Supplied records:
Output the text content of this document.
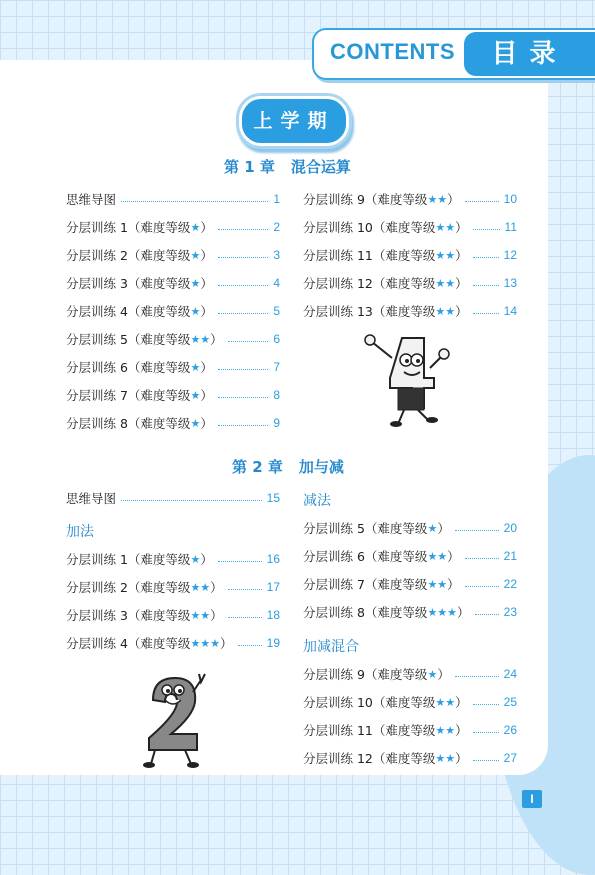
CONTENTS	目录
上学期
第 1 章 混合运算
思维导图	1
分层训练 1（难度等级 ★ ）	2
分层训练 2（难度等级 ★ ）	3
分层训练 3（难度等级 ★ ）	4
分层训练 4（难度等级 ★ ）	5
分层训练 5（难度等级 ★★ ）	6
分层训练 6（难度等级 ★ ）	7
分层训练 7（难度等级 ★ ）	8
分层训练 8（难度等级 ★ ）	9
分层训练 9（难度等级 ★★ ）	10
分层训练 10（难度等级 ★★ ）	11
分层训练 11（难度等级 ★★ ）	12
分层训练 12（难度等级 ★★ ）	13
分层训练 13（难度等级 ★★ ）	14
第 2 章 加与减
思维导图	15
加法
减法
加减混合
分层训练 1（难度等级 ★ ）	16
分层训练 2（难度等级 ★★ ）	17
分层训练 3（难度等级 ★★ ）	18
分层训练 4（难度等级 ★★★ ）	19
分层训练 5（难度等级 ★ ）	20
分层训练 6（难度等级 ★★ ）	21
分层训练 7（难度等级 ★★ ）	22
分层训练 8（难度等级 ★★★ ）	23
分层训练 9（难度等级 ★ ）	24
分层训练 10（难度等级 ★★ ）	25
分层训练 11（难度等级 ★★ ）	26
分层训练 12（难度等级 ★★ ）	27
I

Exercise aim: Restate the entire listing word for word, excluding pictures.

Task answer:
Output the text content of this document.
CONTENTS	目录
上学期
第 1 章 混合运算
思维导图	1
分层训练 1（难度等级 ★ ）	2
分层训练 2（难度等级 ★ ）	3
分层训练 3（难度等级 ★ ）	4
分层训练 4（难度等级 ★ ）	5
分层训练 5（难度等级 ★★ ）	6
分层训练 6（难度等级 ★ ）	7
分层训练 7（难度等级 ★ ）	8
分层训练 8（难度等级 ★ ）	9
分层训练 9（难度等级 ★★ ）	10
分层训练 10（难度等级 ★★ ）	11
分层训练 11（难度等级 ★★ ）	12
分层训练 12（难度等级 ★★ ）	13
分层训练 13（难度等级 ★★ ）	14
第 2 章 加与减
思维导图	15
加法
减法
加减混合
分层训练 1（难度等级 ★ ）	16
分层训练 2（难度等级 ★★ ）	17
分层训练 3（难度等级 ★★ ）	18
分层训练 4（难度等级 ★★★ ）	19
分层训练 5（难度等级 ★ ）	20
分层训练 6（难度等级 ★★ ）	21
分层训练 7（难度等级 ★★ ）	22
分层训练 8（难度等级 ★★★ ）	23
分层训练 9（难度等级 ★ ）	24
分层训练 10（难度等级 ★★ ）	25
分层训练 11（难度等级 ★★ ）	26
分层训练 12（难度等级 ★★ ）	27
I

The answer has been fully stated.